**** STORED DATA ****
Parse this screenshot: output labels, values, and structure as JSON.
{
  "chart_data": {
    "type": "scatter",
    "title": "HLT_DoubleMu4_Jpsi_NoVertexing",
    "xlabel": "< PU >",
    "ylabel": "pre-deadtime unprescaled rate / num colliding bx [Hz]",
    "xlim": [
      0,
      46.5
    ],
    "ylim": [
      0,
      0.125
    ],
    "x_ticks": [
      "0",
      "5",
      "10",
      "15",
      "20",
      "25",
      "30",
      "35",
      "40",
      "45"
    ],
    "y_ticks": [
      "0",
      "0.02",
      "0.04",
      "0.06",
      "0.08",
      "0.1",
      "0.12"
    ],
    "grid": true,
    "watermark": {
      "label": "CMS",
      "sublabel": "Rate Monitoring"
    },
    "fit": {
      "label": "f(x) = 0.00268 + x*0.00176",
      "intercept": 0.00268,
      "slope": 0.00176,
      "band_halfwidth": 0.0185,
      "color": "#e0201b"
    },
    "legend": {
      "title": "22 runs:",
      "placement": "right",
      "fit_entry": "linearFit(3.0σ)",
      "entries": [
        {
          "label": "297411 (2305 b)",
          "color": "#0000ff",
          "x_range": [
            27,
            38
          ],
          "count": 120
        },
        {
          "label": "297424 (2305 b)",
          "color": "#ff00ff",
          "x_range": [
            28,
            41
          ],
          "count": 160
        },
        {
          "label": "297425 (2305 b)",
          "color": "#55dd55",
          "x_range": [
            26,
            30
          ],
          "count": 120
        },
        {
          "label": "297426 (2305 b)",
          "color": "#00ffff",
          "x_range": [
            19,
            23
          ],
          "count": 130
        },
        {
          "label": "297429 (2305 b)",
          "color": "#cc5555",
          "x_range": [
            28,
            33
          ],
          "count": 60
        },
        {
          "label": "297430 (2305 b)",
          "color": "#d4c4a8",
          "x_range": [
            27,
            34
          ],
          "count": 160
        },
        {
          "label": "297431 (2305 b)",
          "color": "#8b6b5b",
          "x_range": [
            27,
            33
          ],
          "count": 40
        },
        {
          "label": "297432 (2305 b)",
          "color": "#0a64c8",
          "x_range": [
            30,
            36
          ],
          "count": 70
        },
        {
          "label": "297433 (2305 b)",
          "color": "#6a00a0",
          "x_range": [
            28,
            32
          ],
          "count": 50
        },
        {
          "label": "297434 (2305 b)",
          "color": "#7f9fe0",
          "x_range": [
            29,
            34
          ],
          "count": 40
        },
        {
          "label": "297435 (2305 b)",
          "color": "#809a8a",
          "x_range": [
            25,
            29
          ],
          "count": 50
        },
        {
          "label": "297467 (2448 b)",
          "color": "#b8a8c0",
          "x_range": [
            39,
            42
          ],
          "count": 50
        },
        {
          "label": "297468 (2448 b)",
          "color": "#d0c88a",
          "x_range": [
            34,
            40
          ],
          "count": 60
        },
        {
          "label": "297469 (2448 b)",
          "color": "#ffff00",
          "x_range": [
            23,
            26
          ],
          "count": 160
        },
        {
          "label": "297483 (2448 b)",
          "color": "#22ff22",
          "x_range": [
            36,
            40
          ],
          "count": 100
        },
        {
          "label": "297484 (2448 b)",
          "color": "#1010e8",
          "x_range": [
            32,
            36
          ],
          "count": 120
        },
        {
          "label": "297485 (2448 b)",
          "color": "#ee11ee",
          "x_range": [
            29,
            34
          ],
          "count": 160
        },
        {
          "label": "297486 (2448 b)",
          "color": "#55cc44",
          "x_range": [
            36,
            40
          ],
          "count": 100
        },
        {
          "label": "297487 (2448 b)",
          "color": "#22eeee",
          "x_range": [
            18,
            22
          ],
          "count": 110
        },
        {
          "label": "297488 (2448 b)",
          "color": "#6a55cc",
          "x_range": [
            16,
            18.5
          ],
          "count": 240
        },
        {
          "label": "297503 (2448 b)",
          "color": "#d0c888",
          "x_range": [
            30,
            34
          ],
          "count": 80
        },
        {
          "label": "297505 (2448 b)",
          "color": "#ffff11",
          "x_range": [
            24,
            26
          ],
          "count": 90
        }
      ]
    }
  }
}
****
-- STATED PROBLEM --
Go through the listing and print each line exactly as it appears.

-- WRITTEN RESPONSE --
Parse this screenshot: output labels, values, and structure as JSON.
{
  "chart_data": {
    "type": "scatter",
    "title": "HLT_DoubleMu4_Jpsi_NoVertexing",
    "xlabel": "< PU >",
    "ylabel": "pre-deadtime unprescaled rate / num colliding bx [Hz]",
    "xlim": [
      0,
      46.5
    ],
    "ylim": [
      0,
      0.125
    ],
    "x_ticks": [
      "0",
      "5",
      "10",
      "15",
      "20",
      "25",
      "30",
      "35",
      "40",
      "45"
    ],
    "y_ticks": [
      "0",
      "0.02",
      "0.04",
      "0.06",
      "0.08",
      "0.1",
      "0.12"
    ],
    "grid": true,
    "watermark": {
      "label": "CMS",
      "sublabel": "Rate Monitoring"
    },
    "fit": {
      "label": "f(x) = 0.00268 + x*0.00176",
      "intercept": 0.00268,
      "slope": 0.00176,
      "band_halfwidth": 0.0185,
      "color": "#e0201b"
    },
    "legend": {
      "title": "22 runs:",
      "placement": "right",
      "fit_entry": "linearFit(3.0σ)",
      "entries": [
        {
          "label": "297411 (2305 b)",
          "color": "#0000ff",
          "x_range": [
            27,
            38
          ],
          "count": 120
        },
        {
          "label": "297424 (2305 b)",
          "color": "#ff00ff",
          "x_range": [
            28,
            41
          ],
          "count": 160
        },
        {
          "label": "297425 (2305 b)",
          "color": "#55dd55",
          "x_range": [
            26,
            30
          ],
          "count": 120
        },
        {
          "label": "297426 (2305 b)",
          "color": "#00ffff",
          "x_range": [
            19,
            23
          ],
          "count": 130
        },
        {
          "label": "297429 (2305 b)",
          "color": "#cc5555",
          "x_range": [
            28,
            33
          ],
          "count": 60
        },
        {
          "label": "297430 (2305 b)",
          "color": "#d4c4a8",
          "x_range": [
            27,
            34
          ],
          "count": 160
        },
        {
          "label": "297431 (2305 b)",
          "color": "#8b6b5b",
          "x_range": [
            27,
            33
          ],
          "count": 40
        },
        {
          "label": "297432 (2305 b)",
          "color": "#0a64c8",
          "x_range": [
            30,
            36
          ],
          "count": 70
        },
        {
          "label": "297433 (2305 b)",
          "color": "#6a00a0",
          "x_range": [
            28,
            32
          ],
          "count": 50
        },
        {
          "label": "297434 (2305 b)",
          "color": "#7f9fe0",
          "x_range": [
            29,
            34
          ],
          "count": 40
        },
        {
          "label": "297435 (2305 b)",
          "color": "#809a8a",
          "x_range": [
            25,
            29
          ],
          "count": 50
        },
        {
          "label": "297467 (2448 b)",
          "color": "#b8a8c0",
          "x_range": [
            39,
            42
          ],
          "count": 50
        },
        {
          "label": "297468 (2448 b)",
          "color": "#d0c88a",
          "x_range": [
            34,
            40
          ],
          "count": 60
        },
        {
          "label": "297469 (2448 b)",
          "color": "#ffff00",
          "x_range": [
            23,
            26
          ],
          "count": 160
        },
        {
          "label": "297483 (2448 b)",
          "color": "#22ff22",
          "x_range": [
            36,
            40
          ],
          "count": 100
        },
        {
          "label": "297484 (2448 b)",
          "color": "#1010e8",
          "x_range": [
            32,
            36
          ],
          "count": 120
        },
        {
          "label": "297485 (2448 b)",
          "color": "#ee11ee",
          "x_range": [
            29,
            34
          ],
          "count": 160
        },
        {
          "label": "297486 (2448 b)",
          "color": "#55cc44",
          "x_range": [
            36,
            40
          ],
          "count": 100
        },
        {
          "label": "297487 (2448 b)",
          "color": "#22eeee",
          "x_range": [
            18,
            22
          ],
          "count": 110
        },
        {
          "label": "297488 (2448 b)",
          "color": "#6a55cc",
          "x_range": [
            16,
            18.5
          ],
          "count": 240
        },
        {
          "label": "297503 (2448 b)",
          "color": "#d0c888",
          "x_range": [
            30,
            34
          ],
          "count": 80
        },
        {
          "label": "297505 (2448 b)",
          "color": "#ffff11",
          "x_range": [
            24,
            26
          ],
          "count": 90
        }
      ]
    }
  }
}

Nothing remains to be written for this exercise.